=== Passage shown ===
····················
The most severe attacks on printf take advantage of the %n format
specifier. In contrast to all other format specifiers, e.g. %d, %n actually
writes a value to a memory address provided in one of the format arguments.
This means that an attacker can overwrite memory and thus potentially take
control of your program. Wikipedia
provides more detail.
If you call printf with a literal format string, an attacker cannot sneak
a %n into your format string, and you are thus safe. In fact,
gcc will change your call to printf into a call to puts, so there litteraly
isn't any difference (test this by running gcc -O3 -S).
If you call printf with a user provided format string, an attacker can
potentially sneak a %n into your format string, and take control of your
program. Your compiler will usually warn you that his is unsafe, see
-Wformat-security. There are also more advanced tools that ensure that
an invocation of printf is safe even with user provided format strings, and
they might even check that you pass the right number and type of arguments to
printf. For example, for Java there is Google's Error Prone
and the Checker Framework.
A rather nasty aspect of printf is that even on platforms where the stray memory reads could only cause limited (and acceptable) harm, one of the formatting characters, %n, causes the next argument to be interpreted as a pointer to a writable integer, and causes the number of characters output thus far to be stored to the variable identified thereby. I've never used that feature myself, and sometimes I use lightweight printf-style methods which I've written to include only the features I actually use (and don't include that one or anything similar) but feeding standard printf functions strings received from untrustworthy sources may expose security vulnerabilities beyond the ability to read arbitrary storage.
Since no one has mentioned, I'd add a note regarding their performance.
Under normal circumstances, assuming no compiler optimisations are used (i.e. printf() actually calls printf() and not fputs()), I would expect printf() to perform less efficiently, especially for long strings. This is because printf() has to parse the string to check if there are any conversion specifiers.
To confirm this, I have run some tests. The testing is performed on Ubuntu 14.04, with gcc 4.8.4. My machine uses an Intel i5 cpu. The program being tested is as follows:
#include <stdio.h>
int main() {
int count = 10000000;
while(count--) {
// either
printf("qwertyuiopasdfghjklzxcvbnmQWERTYUIOPASDFGHJKLZXCVBNM");
// or
fputs("qwertyuiopasdfghjklzxcvbnmQWERTYUIOPASDFGHJKLZXCVBNM", stdout);
}
fflush(stdout);
return 0;
}
Both are compiled with gcc -Wall -O0. Time is measured using time ./a.out > /dev/null. The following is the result of a typical run (I've run them five times, all results are within 0.002 seconds).
For the printf() variant:
real 0m0.416s
user 0m0.384s
sys 0m0.033s
For the fputs() variant:
real 0m0.297s
user 0m0.265s
sys 0m0.032s
This effect is amplified if you have a very long string.
#include <stdio.h>
#define STR "qwertyuiopasdfghjklzxcvbnmQWERTYUIOPASDFGHJKLZXCVBNM"
····················
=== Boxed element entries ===
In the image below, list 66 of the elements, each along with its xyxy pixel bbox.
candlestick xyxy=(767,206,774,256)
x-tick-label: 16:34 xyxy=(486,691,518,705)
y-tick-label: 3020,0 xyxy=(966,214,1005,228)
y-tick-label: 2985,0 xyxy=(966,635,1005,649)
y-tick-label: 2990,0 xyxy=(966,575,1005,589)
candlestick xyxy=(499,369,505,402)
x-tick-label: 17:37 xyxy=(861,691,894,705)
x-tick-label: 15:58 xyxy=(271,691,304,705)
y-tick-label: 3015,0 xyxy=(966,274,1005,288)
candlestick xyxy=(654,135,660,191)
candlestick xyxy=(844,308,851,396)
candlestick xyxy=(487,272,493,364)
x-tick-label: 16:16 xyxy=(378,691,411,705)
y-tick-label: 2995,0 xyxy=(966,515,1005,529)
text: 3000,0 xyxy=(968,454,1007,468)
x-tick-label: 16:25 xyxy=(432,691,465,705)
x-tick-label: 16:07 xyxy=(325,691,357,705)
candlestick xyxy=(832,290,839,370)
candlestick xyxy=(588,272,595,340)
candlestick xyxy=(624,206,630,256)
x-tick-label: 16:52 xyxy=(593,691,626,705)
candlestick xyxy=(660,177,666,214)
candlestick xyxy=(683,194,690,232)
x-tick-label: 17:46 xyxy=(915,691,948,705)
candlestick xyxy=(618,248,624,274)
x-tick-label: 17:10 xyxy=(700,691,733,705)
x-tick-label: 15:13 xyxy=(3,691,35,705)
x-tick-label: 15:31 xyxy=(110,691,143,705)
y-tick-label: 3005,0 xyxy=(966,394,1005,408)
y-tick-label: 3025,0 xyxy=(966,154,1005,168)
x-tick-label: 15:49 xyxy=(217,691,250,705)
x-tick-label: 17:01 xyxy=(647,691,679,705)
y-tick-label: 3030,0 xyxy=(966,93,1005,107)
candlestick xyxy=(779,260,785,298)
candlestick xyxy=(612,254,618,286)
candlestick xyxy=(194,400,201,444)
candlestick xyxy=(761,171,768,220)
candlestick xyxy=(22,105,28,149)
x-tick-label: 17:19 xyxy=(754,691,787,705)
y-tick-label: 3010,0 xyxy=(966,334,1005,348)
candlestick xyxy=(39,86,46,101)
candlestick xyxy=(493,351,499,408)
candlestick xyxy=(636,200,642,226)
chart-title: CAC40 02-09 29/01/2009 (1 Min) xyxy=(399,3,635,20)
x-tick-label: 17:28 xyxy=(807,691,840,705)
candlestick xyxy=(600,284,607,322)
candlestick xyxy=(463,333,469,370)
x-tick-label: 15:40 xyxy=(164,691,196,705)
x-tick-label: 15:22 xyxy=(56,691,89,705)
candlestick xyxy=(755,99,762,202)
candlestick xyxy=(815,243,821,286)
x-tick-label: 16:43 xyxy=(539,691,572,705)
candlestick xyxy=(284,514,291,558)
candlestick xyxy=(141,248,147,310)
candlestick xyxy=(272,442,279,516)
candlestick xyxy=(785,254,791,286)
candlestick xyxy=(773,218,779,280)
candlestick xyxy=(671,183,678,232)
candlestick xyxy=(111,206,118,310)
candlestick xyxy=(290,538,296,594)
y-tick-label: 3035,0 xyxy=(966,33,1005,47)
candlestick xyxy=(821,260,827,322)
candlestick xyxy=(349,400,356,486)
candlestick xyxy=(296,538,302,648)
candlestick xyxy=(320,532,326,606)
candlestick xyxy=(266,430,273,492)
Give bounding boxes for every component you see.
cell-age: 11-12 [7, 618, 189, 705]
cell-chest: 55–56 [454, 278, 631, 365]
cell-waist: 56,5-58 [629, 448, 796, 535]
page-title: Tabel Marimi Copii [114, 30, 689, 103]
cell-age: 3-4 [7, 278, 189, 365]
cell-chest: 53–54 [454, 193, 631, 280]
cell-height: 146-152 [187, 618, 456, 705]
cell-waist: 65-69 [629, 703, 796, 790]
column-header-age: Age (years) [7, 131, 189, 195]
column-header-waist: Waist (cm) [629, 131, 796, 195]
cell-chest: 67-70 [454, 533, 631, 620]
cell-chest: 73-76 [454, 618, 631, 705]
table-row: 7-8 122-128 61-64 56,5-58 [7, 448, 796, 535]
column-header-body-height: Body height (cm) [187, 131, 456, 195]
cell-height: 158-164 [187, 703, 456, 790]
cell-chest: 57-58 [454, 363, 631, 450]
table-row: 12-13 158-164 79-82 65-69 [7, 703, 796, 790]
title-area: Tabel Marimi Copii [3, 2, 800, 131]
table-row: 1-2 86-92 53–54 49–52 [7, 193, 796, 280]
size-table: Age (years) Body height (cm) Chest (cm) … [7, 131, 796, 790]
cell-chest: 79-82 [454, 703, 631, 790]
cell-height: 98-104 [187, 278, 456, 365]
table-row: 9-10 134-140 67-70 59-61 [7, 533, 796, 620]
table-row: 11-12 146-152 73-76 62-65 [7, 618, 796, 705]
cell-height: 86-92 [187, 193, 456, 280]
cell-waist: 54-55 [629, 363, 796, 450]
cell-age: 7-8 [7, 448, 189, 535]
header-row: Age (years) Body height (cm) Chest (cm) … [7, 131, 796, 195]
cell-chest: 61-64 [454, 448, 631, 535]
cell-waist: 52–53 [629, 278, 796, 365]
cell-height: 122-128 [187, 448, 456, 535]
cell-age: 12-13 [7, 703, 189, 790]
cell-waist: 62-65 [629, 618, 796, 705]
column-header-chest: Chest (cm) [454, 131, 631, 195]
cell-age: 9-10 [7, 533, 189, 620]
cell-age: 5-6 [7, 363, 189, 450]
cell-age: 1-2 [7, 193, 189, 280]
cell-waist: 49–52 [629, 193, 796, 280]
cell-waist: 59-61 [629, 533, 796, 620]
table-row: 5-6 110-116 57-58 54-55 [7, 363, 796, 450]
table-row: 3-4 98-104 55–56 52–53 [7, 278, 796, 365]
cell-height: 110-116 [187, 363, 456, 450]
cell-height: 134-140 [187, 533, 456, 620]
····················
=== What you are asked to do ===
Pick up the printf thread above from its last line and write the next part.

=== Exercise answer ===
#define STR2 STR STR
#define STR4 STR2 STR2
#define STR8 STR4 STR4
#define STR16 STR8 STR8
#define STR32 STR16 STR16
#define STR64 STR32 STR32
#define STR128 STR64 STR64
#define STR256 STR128 STR128
#define STR512 STR256 STR256
#define STR1024 STR512 STR512
int main() {
int count = 10000000;
while(count--) {
// either
printf(STR1024);
// or
fputs(STR1024, stdout);
}
fflush(stdout);
return 0;
}
For the printf() variant (ran three times, real plus/minus 1.5s):
real 0m39.259s
user 0m34.445s
sys 0m4.839s
For the fputs() variant (ran three times, real plus/minus 0.2s):
real 0m12.726s
user 0m8.152s
sys 0m4.581s
Note: After inspecting the assembly generated by gcc, I realised that gcc optimises the fputs() call to an fwrite() call, even with -O0. (The printf() call remains unchanged.) I am not sure whether this will invalidate my test, as the compiler calculates the string length for fwrite() at compile-time.
For gcc it is possible to enable specific warnings for checking printf() and scanf().
The gcc documentation states:
-Wformat is included in -Wall. For more control over some aspects
of format checking, the options -Wformat-y2k,
-Wno-format-extra-args, -Wno-format-zero-length,
-Wformat-nonliteral, -Wformat-security, and -Wformat=2 are
available, but are not included in -Wall.
The -Wformat which is enabled within the -Wall option does not enable several special warnings that help to find these cases:
-Wformat-nonliteral will warn if you do not pass a string litteral as format specifier.
-Wformat-security will warn if you pass a string that might contain a dangerous construct. It's a subset of -Wformat-nonliteral.
I have to admit that enabling -Wformat-security revealed several bugs we had in our codebase (logging module, error handling module, xml output module, all had some functions that could do undefined things if they had been called with % characters in their parameter. For info, our codebase is now around 20 years old and even if we were aware of these kind of problems, we were extremely surprised when we enabled these warnings how many of these bugs were still in the codebase).
printf("Hello World\n")
automatically compiles to the equivalent
puts("Hello World")
you can check it with diassembling your executable:
push rbp
mov rbp,rsp
mov edi,str.Helloworld!
call dword imp.puts
mov eax,0x0
pop rbp
ret
using
char *variable;
...
printf(variable)
will lead to security issues, don't ever use printf that way!
so your book is actually correct, using printf with one variable is deprecated but you can still use printf("my string\n") because it will automatically become puts
Beside the other well-explained answers with any side-concerns covered, I would like to give a precise and concise answer to the provided question.
Why is printf with a single argument (without conversion specifiers) deprecated?
A printf function call with a single argument in general is not deprecated and has also no vulnerabilities when used properly as you always shall code.
C Users amongst the whole world, from status beginner to status expert use printf that way to give a simple text phrase as output to the console.
Furthermore, Someone have to distinguish whether this one and only argument is a string literal or a pointer to a string, which is valid but commonly not used. For the latter, of course, there can occur inconvenient outputs or any kind of Undefined Behavior, when the pointer is not set properly to point to a valid string but these things can also occur if the format specifiers are not matching the respective arguments by giving multiple arguments.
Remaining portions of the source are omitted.